[Required task] Draw out every line with the word "Presumptive" from the listing below.

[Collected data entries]
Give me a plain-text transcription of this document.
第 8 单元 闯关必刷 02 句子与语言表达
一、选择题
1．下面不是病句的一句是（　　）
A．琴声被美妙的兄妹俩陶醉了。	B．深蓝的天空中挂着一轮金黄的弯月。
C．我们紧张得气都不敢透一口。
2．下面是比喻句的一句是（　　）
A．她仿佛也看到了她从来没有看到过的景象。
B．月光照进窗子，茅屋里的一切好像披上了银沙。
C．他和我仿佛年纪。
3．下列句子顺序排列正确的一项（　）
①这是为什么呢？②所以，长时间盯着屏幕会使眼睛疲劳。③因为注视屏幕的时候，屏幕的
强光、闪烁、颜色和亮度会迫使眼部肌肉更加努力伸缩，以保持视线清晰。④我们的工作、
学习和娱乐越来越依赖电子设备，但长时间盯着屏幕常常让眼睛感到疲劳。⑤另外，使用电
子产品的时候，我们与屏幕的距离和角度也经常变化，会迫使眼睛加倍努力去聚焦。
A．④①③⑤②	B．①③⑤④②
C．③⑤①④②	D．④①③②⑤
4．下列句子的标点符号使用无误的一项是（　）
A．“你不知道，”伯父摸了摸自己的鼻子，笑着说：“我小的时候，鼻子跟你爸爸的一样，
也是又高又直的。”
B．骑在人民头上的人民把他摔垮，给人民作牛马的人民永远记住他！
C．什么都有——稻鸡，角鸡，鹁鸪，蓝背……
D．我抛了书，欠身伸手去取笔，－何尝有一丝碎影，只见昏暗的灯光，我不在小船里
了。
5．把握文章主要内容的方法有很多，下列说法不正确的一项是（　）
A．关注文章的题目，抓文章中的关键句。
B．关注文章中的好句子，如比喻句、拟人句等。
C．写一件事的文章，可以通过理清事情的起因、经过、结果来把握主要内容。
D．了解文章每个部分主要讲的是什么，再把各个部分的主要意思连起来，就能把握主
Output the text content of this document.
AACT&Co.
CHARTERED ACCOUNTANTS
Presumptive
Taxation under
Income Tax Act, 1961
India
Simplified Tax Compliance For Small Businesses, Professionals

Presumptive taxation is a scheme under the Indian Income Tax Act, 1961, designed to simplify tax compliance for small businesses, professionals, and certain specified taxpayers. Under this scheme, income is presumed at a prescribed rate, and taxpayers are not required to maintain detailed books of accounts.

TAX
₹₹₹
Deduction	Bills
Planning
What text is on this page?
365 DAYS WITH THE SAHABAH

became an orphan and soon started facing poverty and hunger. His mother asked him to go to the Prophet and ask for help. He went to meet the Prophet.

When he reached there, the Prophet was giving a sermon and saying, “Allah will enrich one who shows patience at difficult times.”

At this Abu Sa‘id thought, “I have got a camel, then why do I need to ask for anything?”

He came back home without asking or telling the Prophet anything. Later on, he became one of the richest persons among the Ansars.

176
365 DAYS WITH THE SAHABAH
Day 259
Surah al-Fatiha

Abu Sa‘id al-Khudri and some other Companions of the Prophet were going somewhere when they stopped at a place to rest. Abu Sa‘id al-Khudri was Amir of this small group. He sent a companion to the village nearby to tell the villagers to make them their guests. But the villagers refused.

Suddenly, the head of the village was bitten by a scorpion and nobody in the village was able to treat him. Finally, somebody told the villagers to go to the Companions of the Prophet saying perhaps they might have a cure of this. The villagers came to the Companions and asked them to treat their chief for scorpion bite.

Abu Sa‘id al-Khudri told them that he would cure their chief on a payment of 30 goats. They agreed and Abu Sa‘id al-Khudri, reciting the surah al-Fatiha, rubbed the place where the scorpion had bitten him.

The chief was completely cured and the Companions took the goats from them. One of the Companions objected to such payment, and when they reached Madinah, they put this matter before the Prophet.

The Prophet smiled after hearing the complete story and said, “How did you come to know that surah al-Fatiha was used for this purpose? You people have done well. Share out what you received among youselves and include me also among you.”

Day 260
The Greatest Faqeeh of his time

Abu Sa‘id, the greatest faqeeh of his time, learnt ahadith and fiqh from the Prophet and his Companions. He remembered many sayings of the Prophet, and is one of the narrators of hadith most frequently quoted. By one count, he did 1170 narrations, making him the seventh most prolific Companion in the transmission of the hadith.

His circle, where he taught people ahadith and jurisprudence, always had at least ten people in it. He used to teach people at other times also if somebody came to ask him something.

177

[Task answer]
Presumptive
Presumptive taxation is a scheme under the Indian Income Tax Act, 1961, designed to simplify tax compliance for small businesses, professionals, and certain specified taxpayers. Under this scheme, income is presumed at a prescribed rate, and taxpayers are not required to maintain detailed books of accounts.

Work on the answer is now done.